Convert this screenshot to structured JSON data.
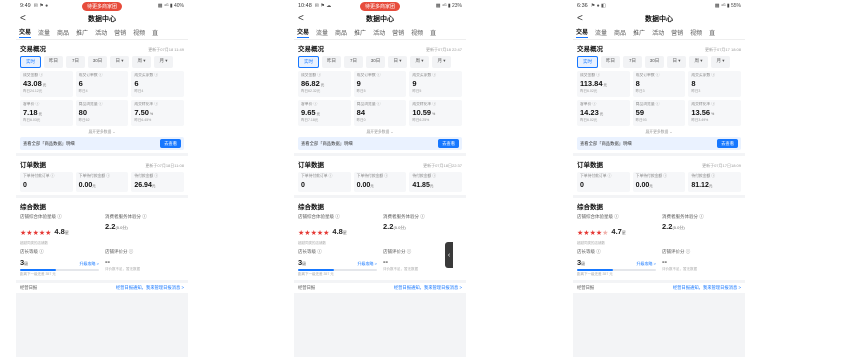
{
  "phones": [
    {
      "status": {
        "time": "9:49",
        "icons": "✉ ⚑ ●",
        "pill": "待更多商家团",
        "right": "▩ ⁴ᴳ ▮ 40%"
      },
      "header": {
        "back": "<",
        "title": "数据中心"
      },
      "tabs": [
        "交易",
        "流量",
        "商品",
        "推广",
        "活动",
        "营销",
        "视频",
        "直"
      ],
      "trade": {
        "title": "交易概况",
        "updated": "更新于07月18 11:49",
        "filters": [
          "实时",
          "昨日",
          "7日",
          "30日",
          "日 ▾",
          "周 ▾",
          "月 ▾"
        ],
        "metrics": [
          {
            "label": "成交金额 ⓘ",
            "value": "43.08",
            "unit": "元",
            "cmp": "昨日24.12元"
          },
          {
            "label": "成交订单数 ⓘ",
            "value": "6",
            "unit": "",
            "cmp": "昨日4"
          },
          {
            "label": "成交买家数 ⓘ",
            "value": "6",
            "unit": "",
            "cmp": "昨日4"
          },
          {
            "label": "客单价 ⓘ",
            "value": "7.18",
            "unit": "元",
            "cmp": "昨日6.03元"
          },
          {
            "label": "商品浏览量 ⓘ",
            "value": "80",
            "unit": "",
            "cmp": "昨日62"
          },
          {
            "label": "成交转化率 ⓘ",
            "value": "7.50",
            "unit": "%",
            "cmp": "昨日6.45%"
          }
        ],
        "expand": "展开更多数据 ⌄",
        "tip": "查看全部「商品数据」明细",
        "tip_btn": "去查看"
      },
      "orders": {
        "title": "订单数据",
        "updated": "更新于07月18日11:08",
        "cells": [
          {
            "label": "下单待付款订单 ⓘ",
            "value": "0",
            "unit": ""
          },
          {
            "label": "下单待付款金额 ⓘ",
            "value": "0.00",
            "unit": "元"
          },
          {
            "label": "待付款金额 ⓘ",
            "value": "26.94",
            "unit": "元"
          }
        ]
      },
      "overall": {
        "title": "综合数据",
        "score_label": "店铺综合体验星级 ⓘ",
        "stars": "4.8",
        "stars_full": 5,
        "star_unit": "星",
        "score_sub": "超越同类的店铺数",
        "service_label": "消费者服务体验分 ⓘ",
        "service": "2.2",
        "service_unit": "(5.0分)",
        "level_label": "店长等级 ⓘ",
        "level": "3",
        "level_unit": "级",
        "level_link": "升级攻略 >",
        "level_sub": "距离下一级还差 357 元",
        "level_fill": 0.45,
        "review_label": "店铺评价分 ⓘ",
        "review": "--",
        "review_sub": "评价数不足，暂无数据"
      },
      "bottom": {
        "left": "经营日报",
        "right": "经营日报通知，我来管理日报消息 >"
      }
    },
    {
      "status": {
        "time": "10:48",
        "icons": "✉ ⚑ ☁",
        "pill": "待更多商家团",
        "right": "▩ ⁴ᴳ ▮ 23%"
      },
      "header": {
        "back": "<",
        "title": "数据中心"
      },
      "tabs": [
        "交易",
        "流量",
        "商品",
        "推广",
        "活动",
        "营销",
        "视频",
        "直"
      ],
      "trade": {
        "title": "交易概况",
        "updated": "更新于07月18 22:47",
        "filters": [
          "实时",
          "昨日",
          "7日",
          "30日",
          "日 ▾",
          "周 ▾",
          "月 ▾"
        ],
        "metrics": [
          {
            "label": "成交金额 ⓘ",
            "value": "86.82",
            "unit": "元",
            "cmp": "昨日62.32元"
          },
          {
            "label": "成交订单数 ⓘ",
            "value": "9",
            "unit": "",
            "cmp": "昨日5"
          },
          {
            "label": "成交买家数 ⓘ",
            "value": "9",
            "unit": "",
            "cmp": "昨日5"
          },
          {
            "label": "客单价 ⓘ",
            "value": "9.65",
            "unit": "元",
            "cmp": "昨日7.18元"
          },
          {
            "label": "商品浏览量 ⓘ",
            "value": "84",
            "unit": "",
            "cmp": "昨日0"
          },
          {
            "label": "成交转化率 ⓘ",
            "value": "10.59",
            "unit": "%",
            "cmp": "昨日6.25%"
          }
        ],
        "expand": "展开更多数据 ⌄",
        "tip": "查看全部「商品数据」明细",
        "tip_btn": "去查看"
      },
      "orders": {
        "title": "订单数据",
        "updated": "更新于07月18日22:37",
        "cells": [
          {
            "label": "下单待付款订单 ⓘ",
            "value": "0",
            "unit": ""
          },
          {
            "label": "下单待付款金额 ⓘ",
            "value": "0.00",
            "unit": "元"
          },
          {
            "label": "待付款金额 ⓘ",
            "value": "41.85",
            "unit": "元"
          }
        ]
      },
      "overall": {
        "title": "综合数据",
        "score_label": "店铺综合体验星级 ⓘ",
        "stars": "4.8",
        "stars_full": 5,
        "star_unit": "星",
        "score_sub": "超越同类的店铺数",
        "service_label": "消费者服务体验分 ⓘ",
        "service": "2.2",
        "service_unit": "(5.0分)",
        "level_label": "店长等级 ⓘ",
        "level": "3",
        "level_unit": "级",
        "level_link": "升级攻略 >",
        "level_sub": "距离下一级还差 357 元",
        "level_fill": 0.45,
        "review_label": "店铺评价分 ⓘ",
        "review": "--",
        "review_sub": "评价数不足，暂无数据"
      },
      "bottom": {
        "left": "经营日报",
        "right": "经营日报通知，我来管理日报消息 >"
      }
    },
    {
      "status": {
        "time": "6:36",
        "icons": "⚑ ● ◧",
        "pill": "",
        "right": "▩ ⁴ᴳ ▮ 55%"
      },
      "header": {
        "back": "<",
        "title": "数据中心"
      },
      "tabs": [
        "交易",
        "流量",
        "商品",
        "推广",
        "活动",
        "营销",
        "视频",
        "直"
      ],
      "trade": {
        "title": "交易概况",
        "updated": "更新于07月17 18:08",
        "filters": [
          "实时",
          "昨日",
          "7日",
          "30日",
          "日 ▾",
          "周 ▾",
          "月 ▾"
        ],
        "metrics": [
          {
            "label": "成交金额 ⓘ",
            "value": "113.84",
            "unit": "元",
            "cmp": "昨日6.02元"
          },
          {
            "label": "成交订单数 ⓘ",
            "value": "8",
            "unit": "",
            "cmp": "昨日3"
          },
          {
            "label": "成交买家数 ⓘ",
            "value": "8",
            "unit": "",
            "cmp": "昨日3"
          },
          {
            "label": "客单价 ⓘ",
            "value": "14.23",
            "unit": "元",
            "cmp": "昨日6.02元"
          },
          {
            "label": "商品浏览量 ⓘ",
            "value": "59",
            "unit": "",
            "cmp": "昨日93"
          },
          {
            "label": "成交转化率 ⓘ",
            "value": "13.56",
            "unit": "%",
            "cmp": "昨日3.49%"
          }
        ],
        "expand": "展开更多数据 ⌄",
        "tip": "查看全部「商品数据」明细",
        "tip_btn": "去查看"
      },
      "orders": {
        "title": "订单数据",
        "updated": "更新于07月17日18:09",
        "cells": [
          {
            "label": "下单待付款订单 ⓘ",
            "value": "0",
            "unit": ""
          },
          {
            "label": "下单待付款金额 ⓘ",
            "value": "0.00",
            "unit": "元"
          },
          {
            "label": "待付款金额 ⓘ",
            "value": "81.12",
            "unit": "元"
          }
        ]
      },
      "overall": {
        "title": "综合数据",
        "score_label": "店铺综合体验星级 ⓘ",
        "stars": "4.7",
        "stars_full": 4,
        "star_unit": "星",
        "score_sub": "超越同类的店铺数",
        "service_label": "消费者服务体验分 ⓘ",
        "service": "2.2",
        "service_unit": "(5.0分)",
        "level_label": "店长等级 ⓘ",
        "level": "3",
        "level_unit": "级",
        "level_link": "升级攻略 >",
        "level_sub": "距离下一级还差 357 元",
        "level_fill": 0.45,
        "review_label": "店铺评价分 ⓘ",
        "review": "--",
        "review_sub": "评价数不足，暂无数据"
      },
      "bottom": {
        "left": "经营日报",
        "right": "经营日报通知，我来管理日报消息 >"
      }
    }
  ],
  "side_tab": {
    "glyph": "‹"
  },
  "colors": {
    "accent": "#1677ff",
    "star": "#e53935",
    "pill": "#e74c3c"
  }
}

* * *

Work to complete —
Copy each line of the listing that holds the word "updated".

Expected answer —
        "updated": "更新于07月18 11:49",
        "updated": "更新于07月18日11:08",
        "updated": "更新于07月18 22:47",
        "updated": "更新于07月18日22:37",
        "updated": "更新于07月17 18:08",
        "updated": "更新于07月17日18:09",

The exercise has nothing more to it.